[Start of Provided information]
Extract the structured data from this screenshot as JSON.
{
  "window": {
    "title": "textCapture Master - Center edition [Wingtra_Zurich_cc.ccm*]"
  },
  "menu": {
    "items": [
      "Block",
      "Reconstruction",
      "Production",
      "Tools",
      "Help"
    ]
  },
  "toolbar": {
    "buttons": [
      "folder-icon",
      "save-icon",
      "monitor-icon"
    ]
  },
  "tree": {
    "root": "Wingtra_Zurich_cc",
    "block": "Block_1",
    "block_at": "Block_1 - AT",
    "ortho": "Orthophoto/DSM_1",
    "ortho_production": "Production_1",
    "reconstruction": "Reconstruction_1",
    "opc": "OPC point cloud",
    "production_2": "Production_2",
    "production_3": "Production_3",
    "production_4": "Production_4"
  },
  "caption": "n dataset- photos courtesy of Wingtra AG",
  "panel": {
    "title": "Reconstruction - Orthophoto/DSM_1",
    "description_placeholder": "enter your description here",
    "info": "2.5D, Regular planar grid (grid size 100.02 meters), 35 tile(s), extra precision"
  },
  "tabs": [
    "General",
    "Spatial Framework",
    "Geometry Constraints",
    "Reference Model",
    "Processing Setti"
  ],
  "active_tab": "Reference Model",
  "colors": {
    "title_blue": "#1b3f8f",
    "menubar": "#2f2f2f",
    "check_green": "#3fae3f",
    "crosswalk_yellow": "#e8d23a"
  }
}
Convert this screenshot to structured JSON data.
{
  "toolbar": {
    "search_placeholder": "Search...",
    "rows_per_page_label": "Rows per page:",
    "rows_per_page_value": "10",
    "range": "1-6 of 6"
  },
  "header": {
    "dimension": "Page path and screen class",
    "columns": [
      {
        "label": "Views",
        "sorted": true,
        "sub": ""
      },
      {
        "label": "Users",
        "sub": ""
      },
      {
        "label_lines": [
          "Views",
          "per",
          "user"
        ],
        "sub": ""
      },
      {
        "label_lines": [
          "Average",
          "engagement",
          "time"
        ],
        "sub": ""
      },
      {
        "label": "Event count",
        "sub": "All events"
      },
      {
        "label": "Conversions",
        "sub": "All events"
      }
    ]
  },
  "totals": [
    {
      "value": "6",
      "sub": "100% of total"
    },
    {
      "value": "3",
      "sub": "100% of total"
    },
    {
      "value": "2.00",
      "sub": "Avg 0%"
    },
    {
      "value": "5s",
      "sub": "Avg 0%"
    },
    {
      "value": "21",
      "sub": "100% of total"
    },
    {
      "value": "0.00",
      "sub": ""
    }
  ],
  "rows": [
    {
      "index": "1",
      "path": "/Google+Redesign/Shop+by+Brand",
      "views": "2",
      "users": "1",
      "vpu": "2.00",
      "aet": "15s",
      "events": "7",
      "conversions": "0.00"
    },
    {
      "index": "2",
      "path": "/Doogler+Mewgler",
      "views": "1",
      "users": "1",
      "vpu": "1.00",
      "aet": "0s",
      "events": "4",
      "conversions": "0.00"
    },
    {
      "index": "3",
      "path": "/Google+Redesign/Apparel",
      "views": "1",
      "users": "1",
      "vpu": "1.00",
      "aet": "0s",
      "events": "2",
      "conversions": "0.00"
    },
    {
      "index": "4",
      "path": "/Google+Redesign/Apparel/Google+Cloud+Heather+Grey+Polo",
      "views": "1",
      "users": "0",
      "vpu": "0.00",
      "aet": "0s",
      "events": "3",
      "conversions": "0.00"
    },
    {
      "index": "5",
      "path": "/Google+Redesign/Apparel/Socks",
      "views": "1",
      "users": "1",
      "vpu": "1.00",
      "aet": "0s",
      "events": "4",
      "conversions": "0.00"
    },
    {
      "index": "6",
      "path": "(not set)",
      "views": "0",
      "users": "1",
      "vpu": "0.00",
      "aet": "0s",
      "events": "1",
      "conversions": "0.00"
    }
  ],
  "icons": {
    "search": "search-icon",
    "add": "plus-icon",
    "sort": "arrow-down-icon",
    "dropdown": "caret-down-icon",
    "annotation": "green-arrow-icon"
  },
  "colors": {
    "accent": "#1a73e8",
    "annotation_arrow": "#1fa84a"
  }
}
[End of Provided information]
> [Set exercise]
Set every line of the listing down word for word.

> [Exercise output]
Extract the structured data from this screenshot as JSON.
{
  "window": {
    "title": "textCapture Master - Center edition [Wingtra_Zurich_cc.ccm*]"
  },
  "menu": {
    "items": [
      "Block",
      "Reconstruction",
      "Production",
      "Tools",
      "Help"
    ]
  },
  "toolbar": {
    "buttons": [
      "folder-icon",
      "save-icon",
      "monitor-icon"
    ]
  },
  "tree": {
    "root": "Wingtra_Zurich_cc",
    "block": "Block_1",
    "block_at": "Block_1 - AT",
    "ortho": "Orthophoto/DSM_1",
    "ortho_production": "Production_1",
    "reconstruction": "Reconstruction_1",
    "opc": "OPC point cloud",
    "production_2": "Production_2",
    "production_3": "Production_3",
    "production_4": "Production_4"
  },
  "caption": "n dataset- photos courtesy of Wingtra AG",
  "panel": {
    "title": "Reconstruction - Orthophoto/DSM_1",
    "description_placeholder": "enter your description here",
    "info": "2.5D, Regular planar grid (grid size 100.02 meters), 35 tile(s), extra precision"
  },
  "tabs": [
    "General",
    "Spatial Framework",
    "Geometry Constraints",
    "Reference Model",
    "Processing Setti"
  ],
  "active_tab": "Reference Model",
  "colors": {
    "title_blue": "#1b3f8f",
    "menubar": "#2f2f2f",
    "check_green": "#3fae3f",
    "crosswalk_yellow": "#e8d23a"
  }
}
Convert this screenshot to structured JSON data.
{
  "toolbar": {
    "search_placeholder": "Search...",
    "rows_per_page_label": "Rows per page:",
    "rows_per_page_value": "10",
    "range": "1-6 of 6"
  },
  "header": {
    "dimension": "Page path and screen class",
    "columns": [
      {
        "label": "Views",
        "sorted": true,
        "sub": ""
      },
      {
        "label": "Users",
        "sub": ""
      },
      {
        "label_lines": [
          "Views",
          "per",
          "user"
        ],
        "sub": ""
      },
      {
        "label_lines": [
          "Average",
          "engagement",
          "time"
        ],
        "sub": ""
      },
      {
        "label": "Event count",
        "sub": "All events"
      },
      {
        "label": "Conversions",
        "sub": "All events"
      }
    ]
  },
  "totals": [
    {
      "value": "6",
      "sub": "100% of total"
    },
    {
      "value": "3",
      "sub": "100% of total"
    },
    {
      "value": "2.00",
      "sub": "Avg 0%"
    },
    {
      "value": "5s",
      "sub": "Avg 0%"
    },
    {
      "value": "21",
      "sub": "100% of total"
    },
    {
      "value": "0.00",
      "sub": ""
    }
  ],
  "rows": [
    {
      "index": "1",
      "path": "/Google+Redesign/Shop+by+Brand",
      "views": "2",
      "users": "1",
      "vpu": "2.00",
      "aet": "15s",
      "events": "7",
      "conversions": "0.00"
    },
    {
      "index": "2",
      "path": "/Doogler+Mewgler",
      "views": "1",
      "users": "1",
      "vpu": "1.00",
      "aet": "0s",
      "events": "4",
      "conversions": "0.00"
    },
    {
      "index": "3",
      "path": "/Google+Redesign/Apparel",
      "views": "1",
      "users": "1",
      "vpu": "1.00",
      "aet": "0s",
      "events": "2",
      "conversions": "0.00"
    },
    {
      "index": "4",
      "path": "/Google+Redesign/Apparel/Google+Cloud+Heather+Grey+Polo",
      "views": "1",
      "users": "0",
      "vpu": "0.00",
      "aet": "0s",
      "events": "3",
      "conversions": "0.00"
    },
    {
      "index": "5",
      "path": "/Google+Redesign/Apparel/Socks",
      "views": "1",
      "users": "1",
      "vpu": "1.00",
      "aet": "0s",
      "events": "4",
      "conversions": "0.00"
    },
    {
      "index": "6",
      "path": "(not set)",
      "views": "0",
      "users": "1",
      "vpu": "0.00",
      "aet": "0s",
      "events": "1",
      "conversions": "0.00"
    }
  ],
  "icons": {
    "search": "search-icon",
    "add": "plus-icon",
    "sort": "arrow-down-icon",
    "dropdown": "caret-down-icon",
    "annotation": "green-arrow-icon"
  },
  "colors": {
    "accent": "#1a73e8",
    "annotation_arrow": "#1fa84a"
  }
}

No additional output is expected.